== GIVEN REQUEST ==
Wherever the string "Resume" appears in the listing, copy that line.

== RECORD EXTRACTS ==
-- Begin --

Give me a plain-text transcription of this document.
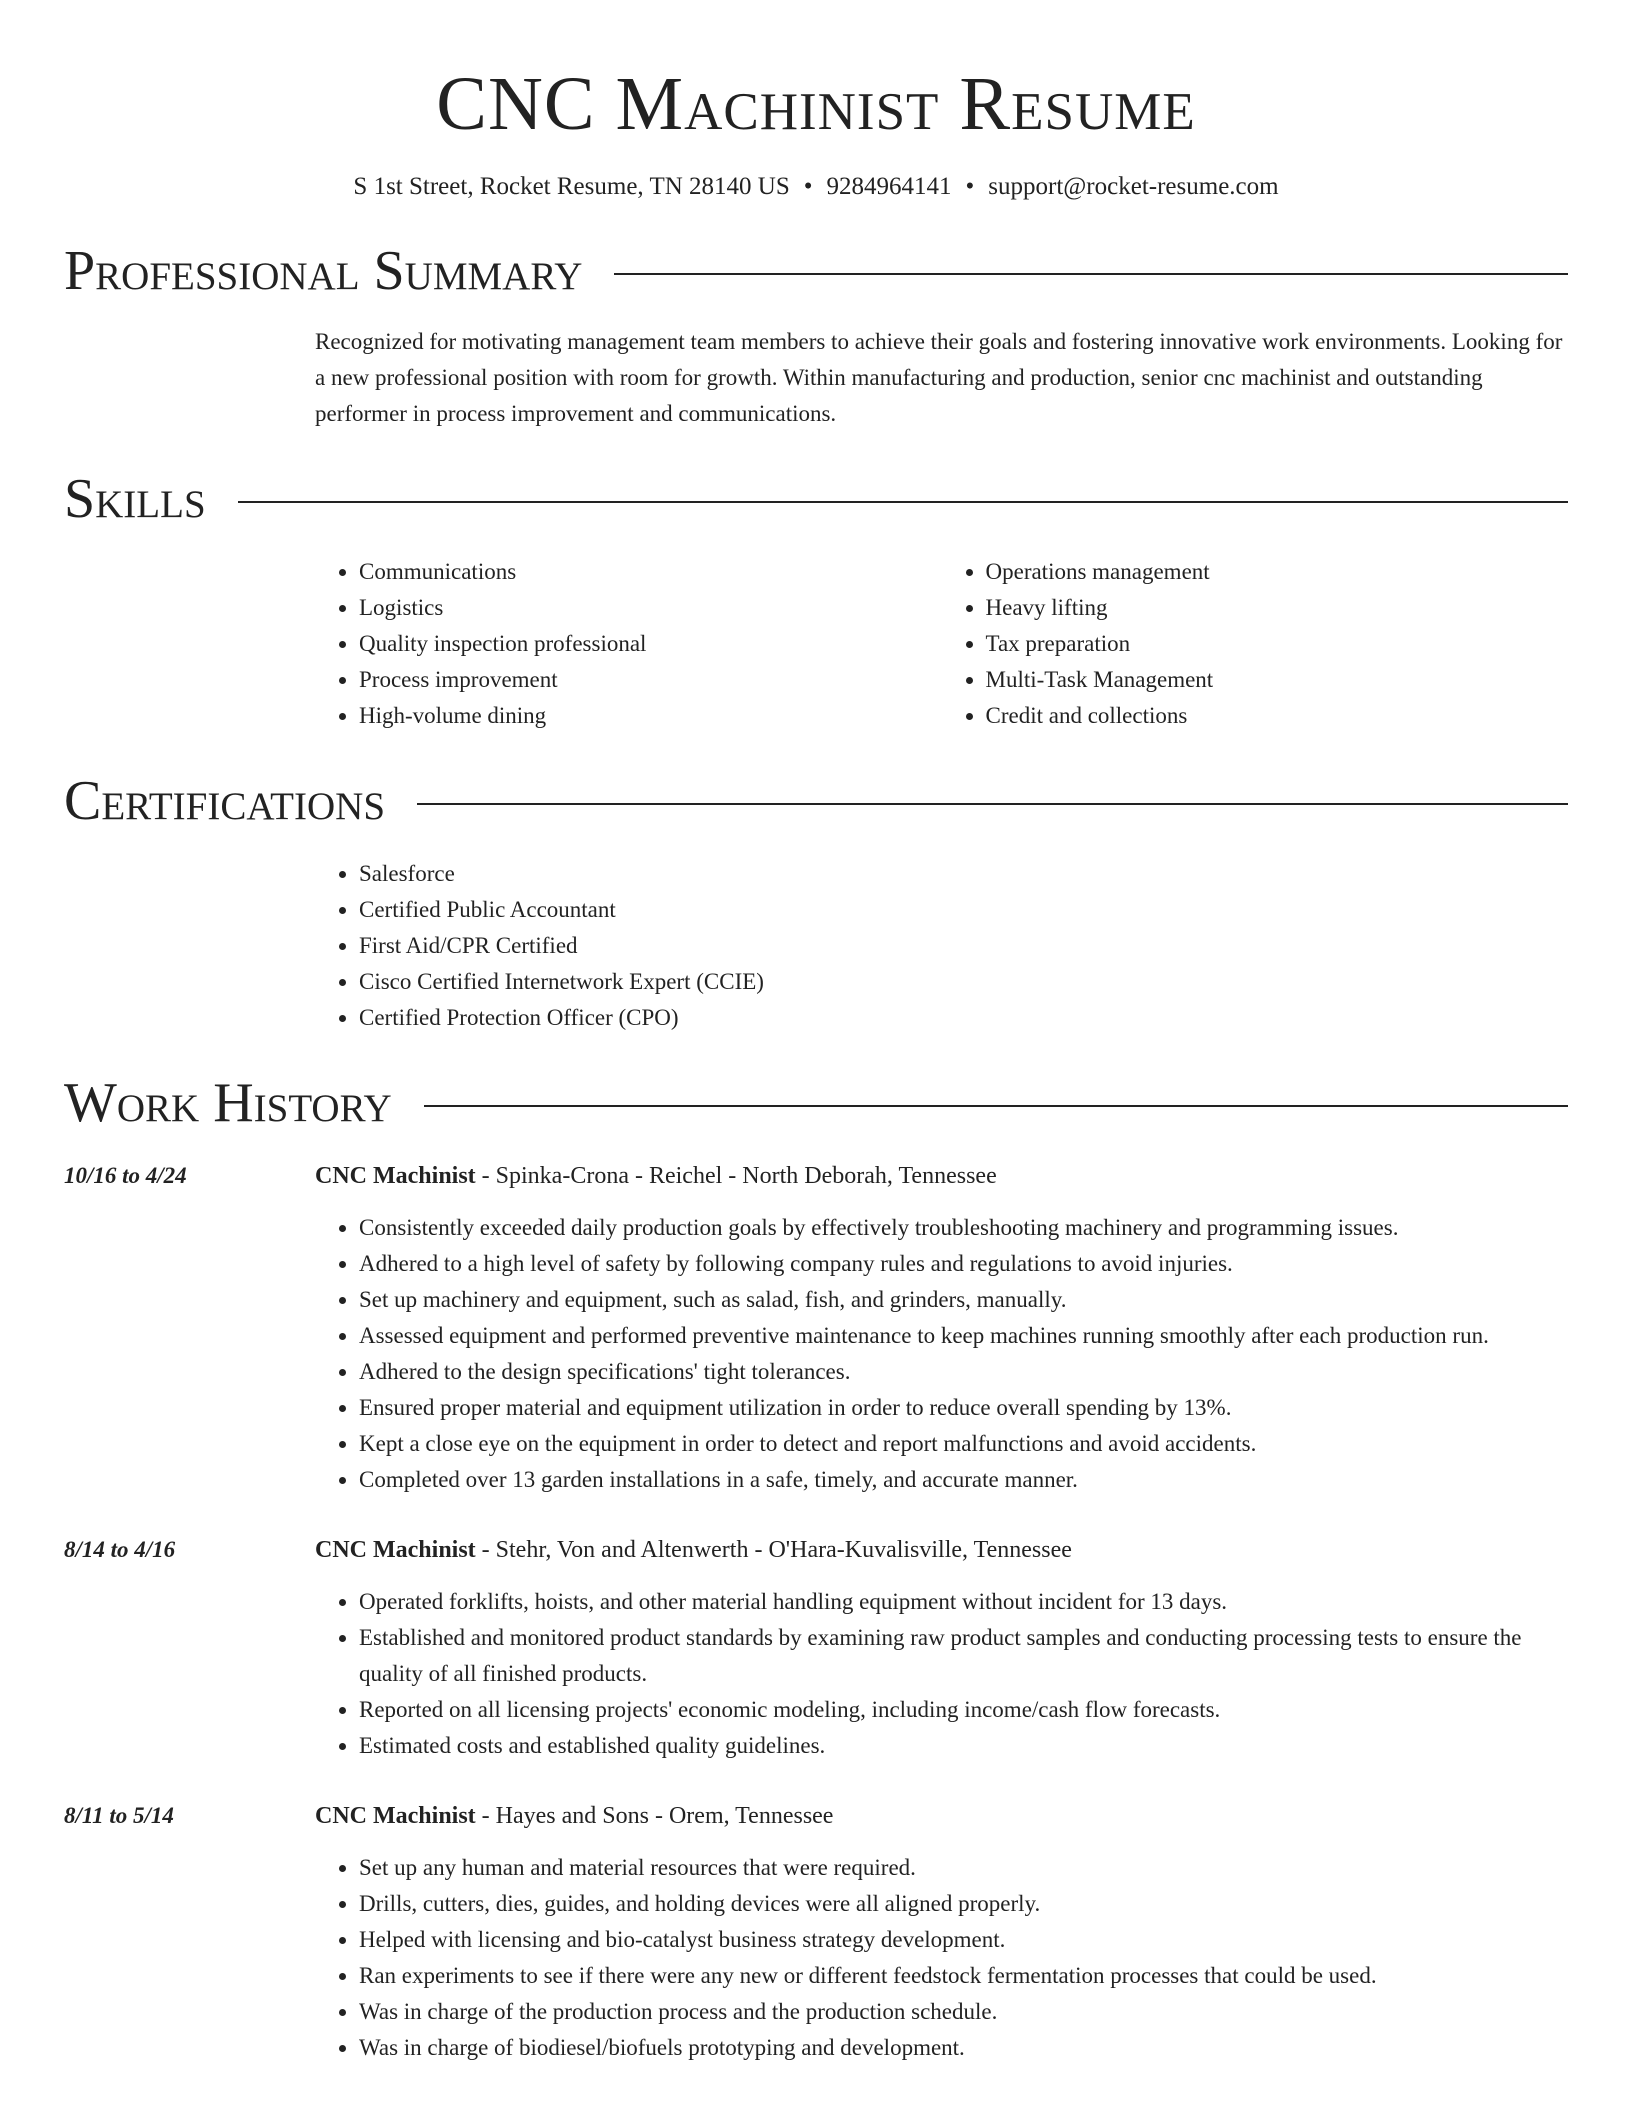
CNC Machinist Resume
S 1st Street, Rocket Resume, TN 28140 US • 9284964141 • support@rocket-resume.com
Professional Summary

Recognized for motivating management team members to achieve their goals and fostering innovative work environments. Looking for a new professional position with room for growth. Within manufacturing and production, senior cnc machinist and outstanding performer in process improvement and communications.

Skills
• Communications
• Logistics
• Quality inspection professional
• Process improvement
• High-volume dining
• Operations management
• Heavy lifting
• Tax preparation
• Multi-Task Management
• Credit and collections
Certifications
• Salesforce
• Certified Public Accountant
• First Aid/CPR Certified
• Cisco Certified Internetwork Expert (CCIE)
• Certified Protection Officer (CPO)
Work History
10/16 to 4/24	CNC Machinist - Spinka-Crona - Reichel - North Deborah, Tennessee

• Consistently exceeded daily production goals by effectively troubleshooting machinery and programming issues.
• Adhered to a high level of safety by following company rules and regulations to avoid injuries.
• Set up machinery and equipment, such as salad, fish, and grinders, manually.
• Assessed equipment and performed preventive maintenance to keep machines running smoothly after each production run.
• Adhered to the design specifications' tight tolerances.
• Ensured proper material and equipment utilization in order to reduce overall spending by 13%.
• Kept a close eye on the equipment in order to detect and report malfunctions and avoid accidents.
• Completed over 13 garden installations in a safe, timely, and accurate manner.
8/14 to 4/16	CNC Machinist - Stehr, Von and Altenwerth - O'Hara-Kuvalisville, Tennessee

• Operated forklifts, hoists, and other material handling equipment without incident for 13 days.
• Established and monitored product standards by examining raw product samples and conducting processing tests to ensure the quality of all finished products.
• Reported on all licensing projects' economic modeling, including income/cash flow forecasts.
• Estimated costs and established quality guidelines.
8/11 to 5/14	CNC Machinist - Hayes and Sons - Orem, Tennessee

• Set up any human and material resources that were required.
• Drills, cutters, dies, guides, and holding devices were all aligned properly.
• Helped with licensing and bio-catalyst business strategy development.
• Ran experiments to see if there were any new or different feedstock fermentation processes that could be used.
• Was in charge of the production process and the production schedule.
• Was in charge of biodiesel/biofuels prototyping and development.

-- End --

== THE COMPLETED TASK ==
CNC Machinist Resume
S 1st Street, Rocket Resume, TN 28140 US • 9284964141 • support@rocket-resume.com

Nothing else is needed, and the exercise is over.